_WHAT IS BEING ASKED_
Quote every line below exactly and skip any picture.

== DATA TO USE

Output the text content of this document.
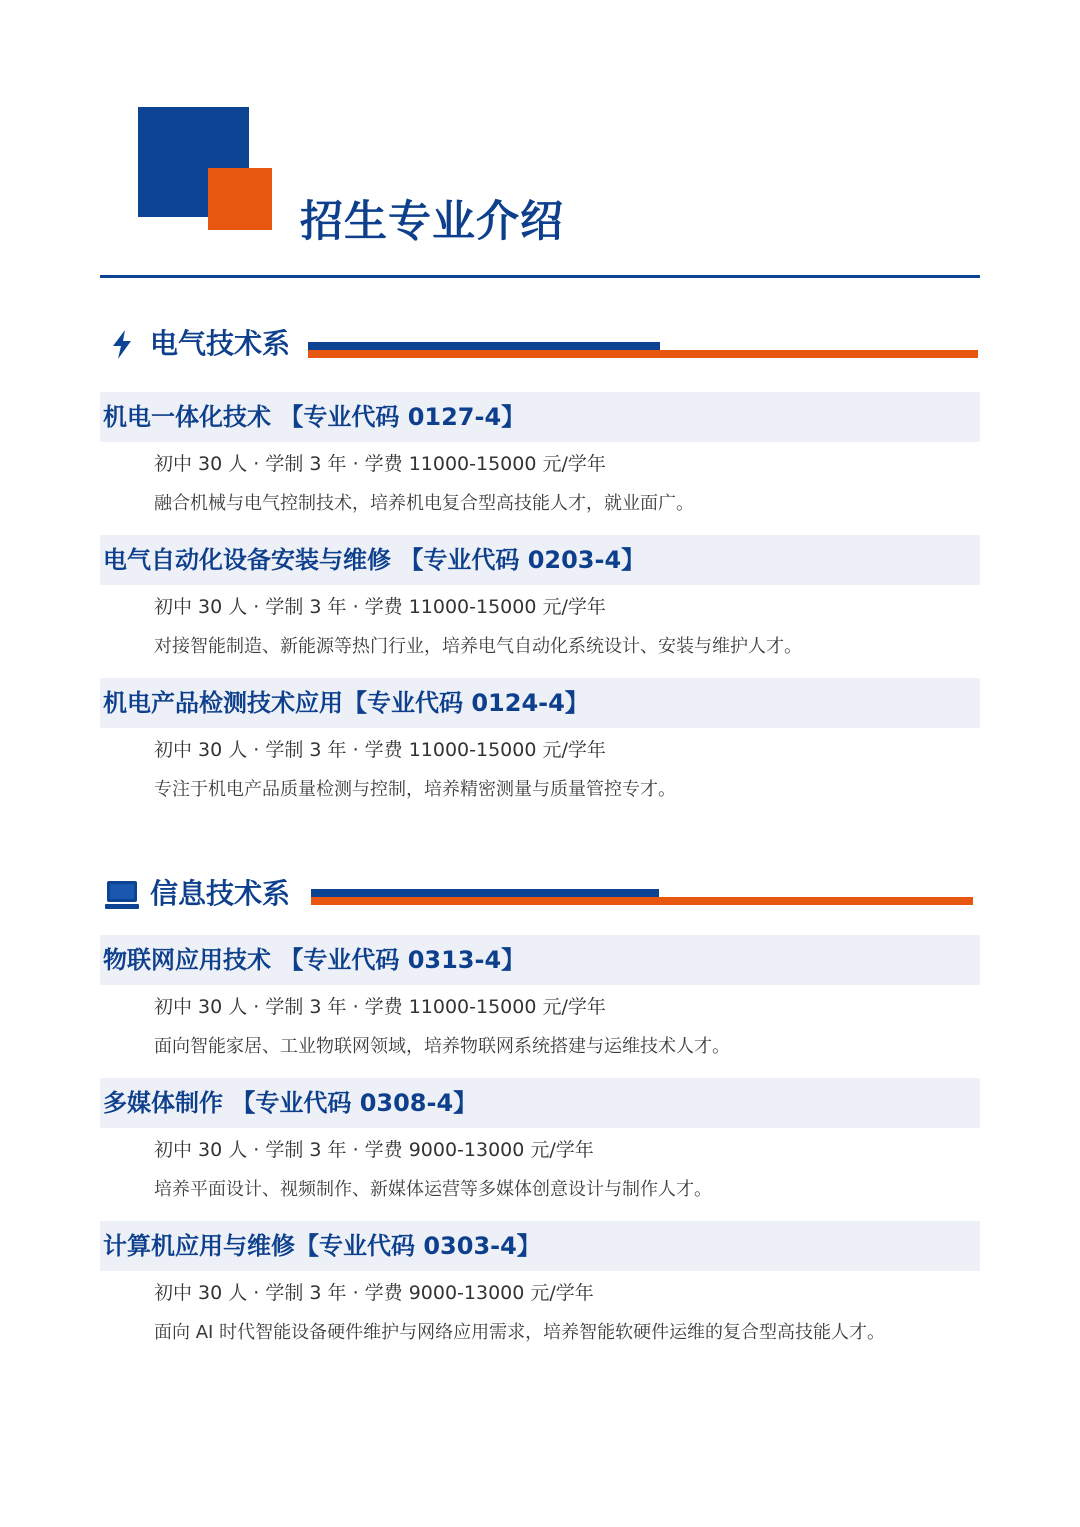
招生专业介绍
电气技术系
机电一体化技术 【专业代码 0127-4】
初中 30 人 · 学制 3 年 · 学费 11000-15000 元/学年
融合机械与电气控制技术，培养机电复合型高技能人才，就业面广。
电气自动化设备安装与维修 【专业代码 0203-4】
初中 30 人 · 学制 3 年 · 学费 11000-15000 元/学年
对接智能制造、新能源等热门行业，培养电气自动化系统设计、安装与维护人才。
机电产品检测技术应用【专业代码 0124-4】
初中 30 人 · 学制 3 年 · 学费 11000-15000 元/学年
专注于机电产品质量检测与控制，培养精密测量与质量管控专才。
信息技术系
物联网应用技术 【专业代码 0313-4】
初中 30 人 · 学制 3 年 · 学费 11000-15000 元/学年
面向智能家居、工业物联网领域，培养物联网系统搭建与运维技术人才。
多媒体制作 【专业代码 0308-4】
初中 30 人 · 学制 3 年 · 学费 9000-13000 元/学年
培养平面设计、视频制作、新媒体运营等多媒体创意设计与制作人才。
计算机应用与维修【专业代码 0303-4】
初中 30 人 · 学制 3 年 · 学费 9000-13000 元/学年
面向 AI 时代智能设备硬件维护与网络应用需求，培养智能软硬件运维的复合型高技能人才。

====

_EXERCISE RESPONSE_
Output the text content of this document.
招生专业介绍
电气技术系
机电一体化技术 【专业代码 0127-4】
初中 30 人 · 学制 3 年 · 学费 11000-15000 元/学年
融合机械与电气控制技术，培养机电复合型高技能人才，就业面广。
电气自动化设备安装与维修 【专业代码 0203-4】
初中 30 人 · 学制 3 年 · 学费 11000-15000 元/学年
对接智能制造、新能源等热门行业，培养电气自动化系统设计、安装与维护人才。
机电产品检测技术应用【专业代码 0124-4】
初中 30 人 · 学制 3 年 · 学费 11000-15000 元/学年
专注于机电产品质量检测与控制，培养精密测量与质量管控专才。
信息技术系
物联网应用技术 【专业代码 0313-4】
初中 30 人 · 学制 3 年 · 学费 11000-15000 元/学年
面向智能家居、工业物联网领域，培养物联网系统搭建与运维技术人才。
多媒体制作 【专业代码 0308-4】
初中 30 人 · 学制 3 年 · 学费 9000-13000 元/学年
培养平面设计、视频制作、新媒体运营等多媒体创意设计与制作人才。
计算机应用与维修【专业代码 0303-4】
初中 30 人 · 学制 3 年 · 学费 9000-13000 元/学年
面向 AI 时代智能设备硬件维护与网络应用需求，培养智能软硬件运维的复合型高技能人才。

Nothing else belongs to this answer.